(Given exercise 1): Copy the part of the passage on broken electronic art from "Martin Heidegger’s ‘Tool" to "can have ‘lives’.", word for word.

Start of Source

Lively Objects: Curating ‘Broken’ Electronic Art
Walter Benjamin states that a thing’s obsolescence is determined by the moment in which the object becomes passé. Similarly, in his analysis of the “broken tool”, Heidegger claims that a thing becomes obsolete when it ceases to perform its intended function, becoming a different type of object. So what does this mean in relationship to new media art? An ever growing discipline that produces works of art that often have an expiration date. A hardware platform may become obsolete and software is lost, a robotic object may break and an antiquated part is no longer available. What can be done when a new media art object doesn’t work?
Norman White’s Facing Out Laying Low, 1977, highlights this kind of transition from usefulness to a state of crisis or liminality in the life of the medium. The work was initially intended as a motion capture robot that would follow the viewer as they moved around the space of a gallery and interact with them through sound responses. But what happens when a robot breaks? Can it still be a work of art? Should it still be displayed?
Martin Heidegger’s ‘Tool Theory’, Bill Brown’s ‘Thing Theory’ and the development of media-archeology, which is the study of media history through material culture as an emergent form of object-oriented archeology, may provide a theoretical framework for curatorial practice in relation to ephemeral and obsolete electronic and new media art. The concepts employed when referring to new media and electronic art objects in this text stem from these frameworks and presuppose that the art object has agency and an ephemerality, which also suggests that electronic and new media art objects can have ‘lives’.

End of Source
Start of Data entries

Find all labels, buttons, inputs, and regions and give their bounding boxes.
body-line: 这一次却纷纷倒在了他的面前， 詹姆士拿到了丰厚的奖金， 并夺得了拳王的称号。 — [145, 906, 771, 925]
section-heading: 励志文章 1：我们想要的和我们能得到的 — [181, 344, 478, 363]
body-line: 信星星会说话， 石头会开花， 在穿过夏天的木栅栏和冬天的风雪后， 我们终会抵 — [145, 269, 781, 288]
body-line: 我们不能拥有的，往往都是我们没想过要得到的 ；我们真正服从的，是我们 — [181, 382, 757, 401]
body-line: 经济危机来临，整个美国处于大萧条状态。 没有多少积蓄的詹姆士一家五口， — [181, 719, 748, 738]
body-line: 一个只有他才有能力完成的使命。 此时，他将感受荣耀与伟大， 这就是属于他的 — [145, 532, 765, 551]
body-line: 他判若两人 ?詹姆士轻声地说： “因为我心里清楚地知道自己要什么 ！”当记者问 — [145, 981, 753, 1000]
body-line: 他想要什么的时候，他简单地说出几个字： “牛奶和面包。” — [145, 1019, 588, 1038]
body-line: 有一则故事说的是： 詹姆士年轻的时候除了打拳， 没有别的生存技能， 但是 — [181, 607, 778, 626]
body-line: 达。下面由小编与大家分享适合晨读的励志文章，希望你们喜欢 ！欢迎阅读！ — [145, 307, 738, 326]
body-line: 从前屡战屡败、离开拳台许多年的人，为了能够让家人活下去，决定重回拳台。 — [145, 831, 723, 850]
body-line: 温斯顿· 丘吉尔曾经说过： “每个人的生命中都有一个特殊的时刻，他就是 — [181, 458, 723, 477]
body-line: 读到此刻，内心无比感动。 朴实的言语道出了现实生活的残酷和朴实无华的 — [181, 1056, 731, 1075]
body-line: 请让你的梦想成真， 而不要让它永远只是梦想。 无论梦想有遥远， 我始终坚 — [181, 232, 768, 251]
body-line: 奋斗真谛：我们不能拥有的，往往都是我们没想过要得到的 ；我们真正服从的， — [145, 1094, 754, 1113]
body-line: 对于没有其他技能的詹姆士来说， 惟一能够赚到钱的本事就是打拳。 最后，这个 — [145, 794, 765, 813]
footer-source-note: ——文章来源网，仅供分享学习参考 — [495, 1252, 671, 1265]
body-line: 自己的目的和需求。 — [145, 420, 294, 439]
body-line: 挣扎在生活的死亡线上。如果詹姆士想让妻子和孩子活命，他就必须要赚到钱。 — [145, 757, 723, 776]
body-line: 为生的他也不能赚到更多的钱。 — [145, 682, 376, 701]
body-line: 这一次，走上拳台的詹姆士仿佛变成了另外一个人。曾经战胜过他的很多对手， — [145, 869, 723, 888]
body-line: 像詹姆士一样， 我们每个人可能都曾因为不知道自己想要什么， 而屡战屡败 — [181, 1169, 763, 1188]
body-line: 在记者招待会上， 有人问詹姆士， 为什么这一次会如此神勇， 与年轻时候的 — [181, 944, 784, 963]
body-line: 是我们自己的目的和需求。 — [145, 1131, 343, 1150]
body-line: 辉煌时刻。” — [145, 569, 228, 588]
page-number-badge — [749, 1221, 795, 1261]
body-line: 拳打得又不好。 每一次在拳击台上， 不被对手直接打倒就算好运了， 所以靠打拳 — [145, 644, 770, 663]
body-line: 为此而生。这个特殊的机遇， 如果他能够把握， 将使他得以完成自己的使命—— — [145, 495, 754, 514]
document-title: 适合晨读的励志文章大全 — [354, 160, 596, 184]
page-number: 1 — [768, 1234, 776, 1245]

End of Data entries

(Given exercise 2): Please write out the lines of the entries word for word, from the first line of the entries to the line with "body-line: 达。下面由小编与大家分享适合晨读的励志文章，希望你们喜欢 ！欢迎阅读！", both included.

(Result 1):
Martin Heidegger’s ‘Tool Theory’, Bill Brown’s ‘Thing Theory’ and the development of media-archeology, which is the study of media history through material culture as an emergent form of object-oriented archeology, may provide a theoretical framework for curatorial practice in relation to ephemeral and obsolete electronic and new media art. The concepts employed when referring to new media and electronic art objects in this text stem from these frameworks and presuppose that the art object has agency and an ephemerality, which also suggests that electronic and new media art objects can have ‘lives’.

(Result 2):
Find all labels, buttons, inputs, and regions and give their bounding boxes.
body-line: 这一次却纷纷倒在了他的面前， 詹姆士拿到了丰厚的奖金， 并夺得了拳王的称号。 — [145, 906, 771, 925]
section-heading: 励志文章 1：我们想要的和我们能得到的 — [181, 344, 478, 363]
body-line: 信星星会说话， 石头会开花， 在穿过夏天的木栅栏和冬天的风雪后， 我们终会抵 — [145, 269, 781, 288]
body-line: 我们不能拥有的，往往都是我们没想过要得到的 ；我们真正服从的，是我们 — [181, 382, 757, 401]
body-line: 经济危机来临，整个美国处于大萧条状态。 没有多少积蓄的詹姆士一家五口， — [181, 719, 748, 738]
body-line: 一个只有他才有能力完成的使命。 此时，他将感受荣耀与伟大， 这就是属于他的 — [145, 532, 765, 551]
body-line: 他判若两人 ?詹姆士轻声地说： “因为我心里清楚地知道自己要什么 ！”当记者问 — [145, 981, 753, 1000]
body-line: 他想要什么的时候，他简单地说出几个字： “牛奶和面包。” — [145, 1019, 588, 1038]
body-line: 有一则故事说的是： 詹姆士年轻的时候除了打拳， 没有别的生存技能， 但是 — [181, 607, 778, 626]
body-line: 达。下面由小编与大家分享适合晨读的励志文章，希望你们喜欢 ！欢迎阅读！ — [145, 307, 738, 326]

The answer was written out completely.